— START OF INFORMATION PROVIDED —
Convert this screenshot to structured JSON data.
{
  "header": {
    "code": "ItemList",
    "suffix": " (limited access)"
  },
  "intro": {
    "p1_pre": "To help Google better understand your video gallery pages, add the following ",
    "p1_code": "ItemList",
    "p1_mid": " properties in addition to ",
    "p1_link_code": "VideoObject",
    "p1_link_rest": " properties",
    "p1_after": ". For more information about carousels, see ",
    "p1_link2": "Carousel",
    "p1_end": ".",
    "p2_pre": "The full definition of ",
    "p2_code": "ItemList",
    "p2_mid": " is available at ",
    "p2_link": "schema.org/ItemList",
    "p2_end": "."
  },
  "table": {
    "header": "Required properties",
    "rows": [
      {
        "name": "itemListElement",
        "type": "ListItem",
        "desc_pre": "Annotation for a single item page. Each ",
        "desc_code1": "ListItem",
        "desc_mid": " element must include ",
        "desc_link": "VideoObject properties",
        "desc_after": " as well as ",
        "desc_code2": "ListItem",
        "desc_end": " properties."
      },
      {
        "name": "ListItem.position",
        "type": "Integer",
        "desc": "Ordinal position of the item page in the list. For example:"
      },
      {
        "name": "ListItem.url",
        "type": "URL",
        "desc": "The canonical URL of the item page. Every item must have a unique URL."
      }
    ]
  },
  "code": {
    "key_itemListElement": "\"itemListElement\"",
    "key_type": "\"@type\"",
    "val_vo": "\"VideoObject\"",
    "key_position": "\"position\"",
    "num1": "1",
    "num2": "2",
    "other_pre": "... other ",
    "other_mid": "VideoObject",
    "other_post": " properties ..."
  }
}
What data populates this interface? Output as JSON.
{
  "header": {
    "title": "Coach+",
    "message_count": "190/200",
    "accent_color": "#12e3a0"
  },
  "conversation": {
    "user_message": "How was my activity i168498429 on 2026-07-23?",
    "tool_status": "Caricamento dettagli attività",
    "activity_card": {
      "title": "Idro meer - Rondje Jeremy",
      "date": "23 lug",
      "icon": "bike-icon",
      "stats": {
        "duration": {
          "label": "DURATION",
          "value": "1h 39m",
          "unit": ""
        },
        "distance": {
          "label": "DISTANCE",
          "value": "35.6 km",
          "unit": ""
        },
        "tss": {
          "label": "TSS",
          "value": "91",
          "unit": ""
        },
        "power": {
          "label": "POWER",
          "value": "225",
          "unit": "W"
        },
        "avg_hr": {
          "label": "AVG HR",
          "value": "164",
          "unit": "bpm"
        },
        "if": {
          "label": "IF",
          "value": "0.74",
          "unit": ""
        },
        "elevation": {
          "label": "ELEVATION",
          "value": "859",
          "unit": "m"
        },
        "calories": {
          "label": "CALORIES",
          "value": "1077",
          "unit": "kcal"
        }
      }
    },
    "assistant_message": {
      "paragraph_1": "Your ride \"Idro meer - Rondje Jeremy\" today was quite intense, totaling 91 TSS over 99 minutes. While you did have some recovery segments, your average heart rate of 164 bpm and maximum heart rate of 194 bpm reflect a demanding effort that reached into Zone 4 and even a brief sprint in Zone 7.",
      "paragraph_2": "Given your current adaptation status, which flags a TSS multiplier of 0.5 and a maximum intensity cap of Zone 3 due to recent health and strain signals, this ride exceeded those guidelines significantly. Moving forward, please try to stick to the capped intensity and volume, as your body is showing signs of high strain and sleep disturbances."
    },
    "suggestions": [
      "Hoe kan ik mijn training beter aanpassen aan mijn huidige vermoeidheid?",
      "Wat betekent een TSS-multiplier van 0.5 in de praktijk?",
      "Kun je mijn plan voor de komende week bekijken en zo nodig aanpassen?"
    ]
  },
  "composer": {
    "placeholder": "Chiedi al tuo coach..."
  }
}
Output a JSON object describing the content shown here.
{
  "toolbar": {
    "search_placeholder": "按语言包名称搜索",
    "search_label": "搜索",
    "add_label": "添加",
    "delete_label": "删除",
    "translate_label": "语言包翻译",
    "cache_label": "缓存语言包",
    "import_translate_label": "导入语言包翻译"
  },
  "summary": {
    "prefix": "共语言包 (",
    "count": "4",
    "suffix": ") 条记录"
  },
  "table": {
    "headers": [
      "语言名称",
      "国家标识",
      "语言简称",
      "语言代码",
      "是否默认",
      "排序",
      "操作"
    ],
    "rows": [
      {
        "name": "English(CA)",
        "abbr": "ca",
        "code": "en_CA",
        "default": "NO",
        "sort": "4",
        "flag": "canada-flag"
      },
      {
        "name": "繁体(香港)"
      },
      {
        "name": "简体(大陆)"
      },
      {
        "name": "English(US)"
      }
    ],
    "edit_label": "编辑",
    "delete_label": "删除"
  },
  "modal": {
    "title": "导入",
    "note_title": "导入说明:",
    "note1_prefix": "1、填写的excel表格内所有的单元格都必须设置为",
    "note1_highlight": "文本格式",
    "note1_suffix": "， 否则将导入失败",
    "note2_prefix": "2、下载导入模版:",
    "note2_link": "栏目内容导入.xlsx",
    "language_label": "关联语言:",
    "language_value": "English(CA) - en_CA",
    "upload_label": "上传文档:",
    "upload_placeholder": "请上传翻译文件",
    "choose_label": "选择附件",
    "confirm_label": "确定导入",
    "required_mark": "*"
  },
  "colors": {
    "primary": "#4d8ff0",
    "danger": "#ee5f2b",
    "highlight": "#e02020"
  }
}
— END OF INFORMATION PROVIDED —
▶ WRITTEN PROBLEM
From the listing above, reproduce all the lines exactly.

▶ EXERCISE OUTPUT
Convert this screenshot to structured JSON data.
{
  "header": {
    "code": "ItemList",
    "suffix": " (limited access)"
  },
  "intro": {
    "p1_pre": "To help Google better understand your video gallery pages, add the following ",
    "p1_code": "ItemList",
    "p1_mid": " properties in addition to ",
    "p1_link_code": "VideoObject",
    "p1_link_rest": " properties",
    "p1_after": ". For more information about carousels, see ",
    "p1_link2": "Carousel",
    "p1_end": ".",
    "p2_pre": "The full definition of ",
    "p2_code": "ItemList",
    "p2_mid": " is available at ",
    "p2_link": "schema.org/ItemList",
    "p2_end": "."
  },
  "table": {
    "header": "Required properties",
    "rows": [
      {
        "name": "itemListElement",
        "type": "ListItem",
        "desc_pre": "Annotation for a single item page. Each ",
        "desc_code1": "ListItem",
        "desc_mid": " element must include ",
        "desc_link": "VideoObject properties",
        "desc_after": " as well as ",
        "desc_code2": "ListItem",
        "desc_end": " properties."
      },
      {
        "name": "ListItem.position",
        "type": "Integer",
        "desc": "Ordinal position of the item page in the list. For example:"
      },
      {
        "name": "ListItem.url",
        "type": "URL",
        "desc": "The canonical URL of the item page. Every item must have a unique URL."
      }
    ]
  },
  "code": {
    "key_itemListElement": "\"itemListElement\"",
    "key_type": "\"@type\"",
    "val_vo": "\"VideoObject\"",
    "key_position": "\"position\"",
    "num1": "1",
    "num2": "2",
    "other_pre": "... other ",
    "other_mid": "VideoObject",
    "other_post": " properties ..."
  }
}
What data populates this interface? Output as JSON.
{
  "header": {
    "title": "Coach+",
    "message_count": "190/200",
    "accent_color": "#12e3a0"
  },
  "conversation": {
    "user_message": "How was my activity i168498429 on 2026-07-23?",
    "tool_status": "Caricamento dettagli attività",
    "activity_card": {
      "title": "Idro meer - Rondje Jeremy",
      "date": "23 lug",
      "icon": "bike-icon",
      "stats": {
        "duration": {
          "label": "DURATION",
          "value": "1h 39m",
          "unit": ""
        },
        "distance": {
          "label": "DISTANCE",
          "value": "35.6 km",
          "unit": ""
        },
        "tss": {
          "label": "TSS",
          "value": "91",
          "unit": ""
        },
        "power": {
          "label": "POWER",
          "value": "225",
          "unit": "W"
        },
        "avg_hr": {
          "label": "AVG HR",
          "value": "164",
          "unit": "bpm"
        },
        "if": {
          "label": "IF",
          "value": "0.74",
          "unit": ""
        },
        "elevation": {
          "label": "ELEVATION",
          "value": "859",
          "unit": "m"
        },
        "calories": {
          "label": "CALORIES",
          "value": "1077",
          "unit": "kcal"
        }
      }
    },
    "assistant_message": {
      "paragraph_1": "Your ride \"Idro meer - Rondje Jeremy\" today was quite intense, totaling 91 TSS over 99 minutes. While you did have some recovery segments, your average heart rate of 164 bpm and maximum heart rate of 194 bpm reflect a demanding effort that reached into Zone 4 and even a brief sprint in Zone 7.",
      "paragraph_2": "Given your current adaptation status, which flags a TSS multiplier of 0.5 and a maximum intensity cap of Zone 3 due to recent health and strain signals, this ride exceeded those guidelines significantly. Moving forward, please try to stick to the capped intensity and volume, as your body is showing signs of high strain and sleep disturbances."
    },
    "suggestions": [
      "Hoe kan ik mijn training beter aanpassen aan mijn huidige vermoeidheid?",
      "Wat betekent een TSS-multiplier van 0.5 in de praktijk?",
      "Kun je mijn plan voor de komende week bekijken en zo nodig aanpassen?"
    ]
  },
  "composer": {
    "placeholder": "Chiedi al tuo coach..."
  }
}
Output a JSON object describing the content shown here.
{
  "toolbar": {
    "search_placeholder": "按语言包名称搜索",
    "search_label": "搜索",
    "add_label": "添加",
    "delete_label": "删除",
    "translate_label": "语言包翻译",
    "cache_label": "缓存语言包",
    "import_translate_label": "导入语言包翻译"
  },
  "summary": {
    "prefix": "共语言包 (",
    "count": "4",
    "suffix": ") 条记录"
  },
  "table": {
    "headers": [
      "语言名称",
      "国家标识",
      "语言简称",
      "语言代码",
      "是否默认",
      "排序",
      "操作"
    ],
    "rows": [
      {
        "name": "English(CA)",
        "abbr": "ca",
        "code": "en_CA",
        "default": "NO",
        "sort": "4",
        "flag": "canada-flag"
      },
      {
        "name": "繁体(香港)"
      },
      {
        "name": "简体(大陆)"
      },
      {
        "name": "English(US)"
      }
    ],
    "edit_label": "编辑",
    "delete_label": "删除"
  },
  "modal": {
    "title": "导入",
    "note_title": "导入说明:",
    "note1_prefix": "1、填写的excel表格内所有的单元格都必须设置为",
    "note1_highlight": "文本格式",
    "note1_suffix": "， 否则将导入失败",
    "note2_prefix": "2、下载导入模版:",
    "note2_link": "栏目内容导入.xlsx",
    "language_label": "关联语言:",
    "language_value": "English(CA) - en_CA",
    "upload_label": "上传文档:",
    "upload_placeholder": "请上传翻译文件",
    "choose_label": "选择附件",
    "confirm_label": "确定导入",
    "required_mark": "*"
  },
  "colors": {
    "primary": "#4d8ff0",
    "danger": "#ee5f2b",
    "highlight": "#e02020"
  }
}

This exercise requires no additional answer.